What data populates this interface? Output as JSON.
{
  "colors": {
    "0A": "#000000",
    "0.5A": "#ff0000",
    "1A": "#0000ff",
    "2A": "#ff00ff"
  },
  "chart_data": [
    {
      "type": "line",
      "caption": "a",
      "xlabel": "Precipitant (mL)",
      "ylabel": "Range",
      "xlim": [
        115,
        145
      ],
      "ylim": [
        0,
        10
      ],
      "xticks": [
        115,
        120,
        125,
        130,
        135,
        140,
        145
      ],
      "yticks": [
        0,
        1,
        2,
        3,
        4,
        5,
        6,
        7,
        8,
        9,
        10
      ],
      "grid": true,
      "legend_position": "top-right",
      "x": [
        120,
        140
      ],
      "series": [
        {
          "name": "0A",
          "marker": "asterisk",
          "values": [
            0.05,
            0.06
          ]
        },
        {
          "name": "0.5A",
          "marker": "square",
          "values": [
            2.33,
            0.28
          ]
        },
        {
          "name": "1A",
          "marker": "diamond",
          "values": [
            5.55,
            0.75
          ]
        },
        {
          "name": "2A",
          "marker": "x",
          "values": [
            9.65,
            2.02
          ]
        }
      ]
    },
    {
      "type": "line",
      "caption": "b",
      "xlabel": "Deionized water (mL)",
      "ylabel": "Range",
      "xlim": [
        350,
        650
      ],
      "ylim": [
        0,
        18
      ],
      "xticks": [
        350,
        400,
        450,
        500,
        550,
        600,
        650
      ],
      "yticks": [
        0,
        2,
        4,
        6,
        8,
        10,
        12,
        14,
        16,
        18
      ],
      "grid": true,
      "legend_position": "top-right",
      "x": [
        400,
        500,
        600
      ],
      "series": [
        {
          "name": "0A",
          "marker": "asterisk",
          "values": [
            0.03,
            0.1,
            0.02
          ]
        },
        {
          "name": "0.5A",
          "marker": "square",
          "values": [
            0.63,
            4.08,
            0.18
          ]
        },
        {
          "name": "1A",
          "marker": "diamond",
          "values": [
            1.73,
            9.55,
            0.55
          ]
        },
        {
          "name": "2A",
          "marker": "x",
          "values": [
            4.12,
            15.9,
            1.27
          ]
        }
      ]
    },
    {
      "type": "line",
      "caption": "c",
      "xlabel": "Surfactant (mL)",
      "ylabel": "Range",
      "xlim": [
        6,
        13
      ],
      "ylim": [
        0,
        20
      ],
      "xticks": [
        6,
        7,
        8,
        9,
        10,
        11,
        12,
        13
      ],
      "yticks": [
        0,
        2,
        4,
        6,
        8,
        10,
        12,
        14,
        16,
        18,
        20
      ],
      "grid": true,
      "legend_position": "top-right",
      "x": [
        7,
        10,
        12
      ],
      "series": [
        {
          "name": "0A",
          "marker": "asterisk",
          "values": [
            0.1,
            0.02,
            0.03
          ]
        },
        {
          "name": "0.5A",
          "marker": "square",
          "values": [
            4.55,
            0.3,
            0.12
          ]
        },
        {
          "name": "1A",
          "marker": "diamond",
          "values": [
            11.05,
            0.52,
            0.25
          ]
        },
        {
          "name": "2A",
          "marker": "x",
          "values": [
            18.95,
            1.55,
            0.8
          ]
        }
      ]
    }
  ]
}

########

WORK TO COMPLETE → From the first line to the last, please quote the material above exactly.

EXPECTED ANSWER →
What data populates this interface? Output as JSON.
{
  "colors": {
    "0A": "#000000",
    "0.5A": "#ff0000",
    "1A": "#0000ff",
    "2A": "#ff00ff"
  },
  "chart_data": [
    {
      "type": "line",
      "caption": "a",
      "xlabel": "Precipitant (mL)",
      "ylabel": "Range",
      "xlim": [
        115,
        145
      ],
      "ylim": [
        0,
        10
      ],
      "xticks": [
        115,
        120,
        125,
        130,
        135,
        140,
        145
      ],
      "yticks": [
        0,
        1,
        2,
        3,
        4,
        5,
        6,
        7,
        8,
        9,
        10
      ],
      "grid": true,
      "legend_position": "top-right",
      "x": [
        120,
        140
      ],
      "series": [
        {
          "name": "0A",
          "marker": "asterisk",
          "values": [
            0.05,
            0.06
          ]
        },
        {
          "name": "0.5A",
          "marker": "square",
          "values": [
            2.33,
            0.28
          ]
        },
        {
          "name": "1A",
          "marker": "diamond",
          "values": [
            5.55,
            0.75
          ]
        },
        {
          "name": "2A",
          "marker": "x",
          "values": [
            9.65,
            2.02
          ]
        }
      ]
    },
    {
      "type": "line",
      "caption": "b",
      "xlabel": "Deionized water (mL)",
      "ylabel": "Range",
      "xlim": [
        350,
        650
      ],
      "ylim": [
        0,
        18
      ],
      "xticks": [
        350,
        400,
        450,
        500,
        550,
        600,
        650
      ],
      "yticks": [
        0,
        2,
        4,
        6,
        8,
        10,
        12,
        14,
        16,
        18
      ],
      "grid": true,
      "legend_position": "top-right",
      "x": [
        400,
        500,
        600
      ],
      "series": [
        {
          "name": "0A",
          "marker": "asterisk",
          "values": [
            0.03,
            0.1,
            0.02
          ]
        },
        {
          "name": "0.5A",
          "marker": "square",
          "values": [
            0.63,
            4.08,
            0.18
          ]
        },
        {
          "name": "1A",
          "marker": "diamond",
          "values": [
            1.73,
            9.55,
            0.55
          ]
        },
        {
          "name": "2A",
          "marker": "x",
          "values": [
            4.12,
            15.9,
            1.27
          ]
        }
      ]
    },
    {
      "type": "line",
      "caption": "c",
      "xlabel": "Surfactant (mL)",
      "ylabel": "Range",
      "xlim": [
        6,
        13
      ],
      "ylim": [
        0,
        20
      ],
      "xticks": [
        6,
        7,
        8,
        9,
        10,
        11,
        12,
        13
      ],
      "yticks": [
        0,
        2,
        4,
        6,
        8,
        10,
        12,
        14,
        16,
        18,
        20
      ],
      "grid": true,
      "legend_position": "top-right",
      "x": [
        7,
        10,
        12
      ],
      "series": [
        {
          "name": "0A",
          "marker": "asterisk",
          "values": [
            0.1,
            0.02,
            0.03
          ]
        },
        {
          "name": "0.5A",
          "marker": "square",
          "values": [
            4.55,
            0.3,
            0.12
          ]
        },
        {
          "name": "1A",
          "marker": "diamond",
          "values": [
            11.05,
            0.52,
            0.25
          ]
        },
        {
          "name": "2A",
          "marker": "x",
          "values": [
            18.95,
            1.55,
            0.8
          ]
        }
      ]
    }
  ]
}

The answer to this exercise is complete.